### DATA EXTRACT ###
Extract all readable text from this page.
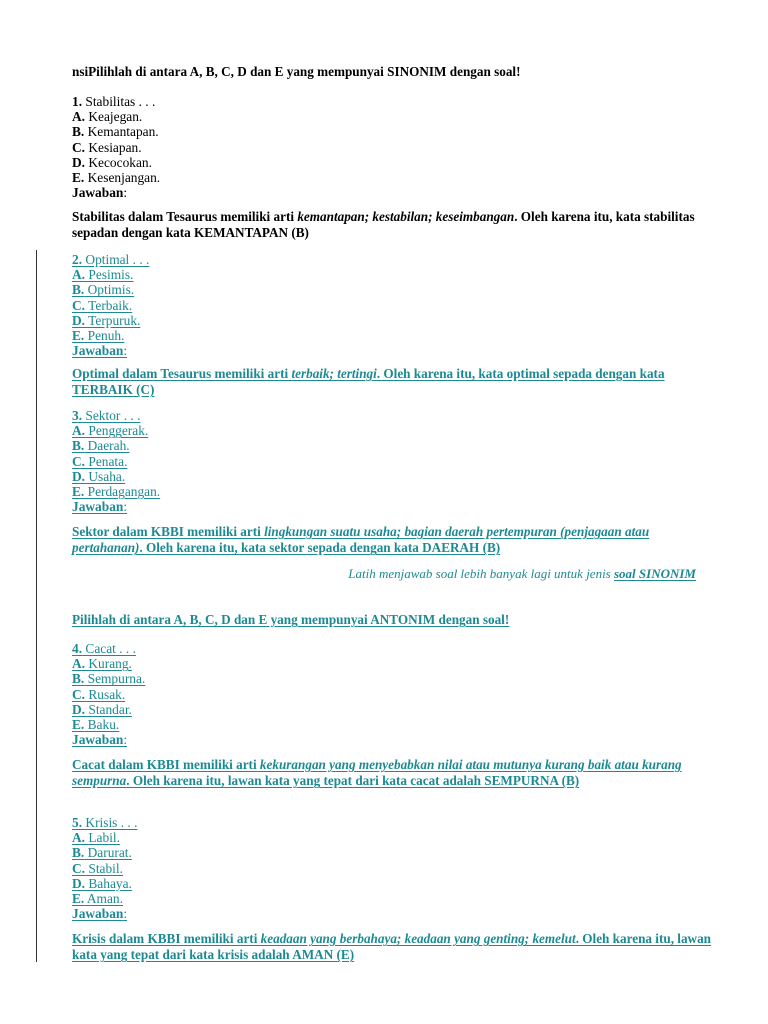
nsiPilihlah di antara A, B, C, D dan E yang mempunyai SINONIM dengan soal!
1. Stabilitas . . .
A. Keajegan.
B. Kemantapan.
C. Kesiapan.
D. Kecocokan.
E. Kesenjangan.
Jawaban:
Stabilitas dalam Tesaurus memiliki arti kemantapan; kestabilan; keseimbangan. Oleh karena itu, kata stabilitas sepadan dengan kata KEMANTAPAN (B)
2. Optimal . . .
A. Pesimis.
B. Optimis.
C. Terbaik.
D. Terpuruk.
E. Penuh.
Jawaban:
Optimal dalam Tesaurus memiliki arti terbaik; tertingi. Oleh karena itu, kata optimal sepada dengan kata TERBAIK (C)
3. Sektor . . .
A. Penggerak.
B. Daerah.
C. Penata.
D. Usaha.
E. Perdagangan.
Jawaban:
Sektor dalam KBBI memiliki arti lingkungan suatu usaha; bagian daerah pertempuran (penjagaan atau pertahanan). Oleh karena itu, kata sektor sepada dengan kata DAERAH (B)
Latih menjawab soal lebih banyak lagi untuk jenis soal SINONIM
Pilihlah di antara A, B, C, D dan E yang mempunyai ANTONIM dengan soal!
4. Cacat . . .
A. Kurang.
B. Sempurna.
C. Rusak.
D. Standar.
E. Baku.
Jawaban:
Cacat dalam KBBI memiliki arti kekurangan yang menyebabkan nilai atau mutunya kurang baik atau kurang sempurna. Oleh karena itu, lawan kata yang tepat dari kata cacat adalah SEMPURNA (B)
5. Krisis . . .
A. Labil.
B. Darurat.
C. Stabil.
D. Bahaya.
E. Aman.
Jawaban:
Krisis dalam KBBI memiliki arti keadaan yang berbahaya; keadaan yang genting; kemelut. Oleh karena itu, lawan kata yang tepat dari kata krisis adalah AMAN (E)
###
AIM — All of the records above must be copied exactly, except for the pictures.

WRITTEN ANSWER —
Extract all readable text from this page.
nsiPilihlah di antara A, B, C, D dan E yang mempunyai SINONIM dengan soal!
1. Stabilitas . . .
A. Keajegan.
B. Kemantapan.
C. Kesiapan.
D. Kecocokan.
E. Kesenjangan.
Jawaban:
Stabilitas dalam Tesaurus memiliki arti kemantapan; kestabilan; keseimbangan. Oleh karena itu, kata stabilitas sepadan dengan kata KEMANTAPAN (B)
2. Optimal . . .
A. Pesimis.
B. Optimis.
C. Terbaik.
D. Terpuruk.
E. Penuh.
Jawaban:
Optimal dalam Tesaurus memiliki arti terbaik; tertingi. Oleh karena itu, kata optimal sepada dengan kata TERBAIK (C)
3. Sektor . . .
A. Penggerak.
B. Daerah.
C. Penata.
D. Usaha.
E. Perdagangan.
Jawaban:
Sektor dalam KBBI memiliki arti lingkungan suatu usaha; bagian daerah pertempuran (penjagaan atau pertahanan). Oleh karena itu, kata sektor sepada dengan kata DAERAH (B)
Latih menjawab soal lebih banyak lagi untuk jenis soal SINONIM
Pilihlah di antara A, B, C, D dan E yang mempunyai ANTONIM dengan soal!
4. Cacat . . .
A. Kurang.
B. Sempurna.
C. Rusak.
D. Standar.
E. Baku.
Jawaban:
Cacat dalam KBBI memiliki arti kekurangan yang menyebabkan nilai atau mutunya kurang baik atau kurang sempurna. Oleh karena itu, lawan kata yang tepat dari kata cacat adalah SEMPURNA (B)
5. Krisis . . .
A. Labil.
B. Darurat.
C. Stabil.
D. Bahaya.
E. Aman.
Jawaban:
Krisis dalam KBBI memiliki arti keadaan yang berbahaya; keadaan yang genting; kemelut. Oleh karena itu, lawan kata yang tepat dari kata krisis adalah AMAN (E)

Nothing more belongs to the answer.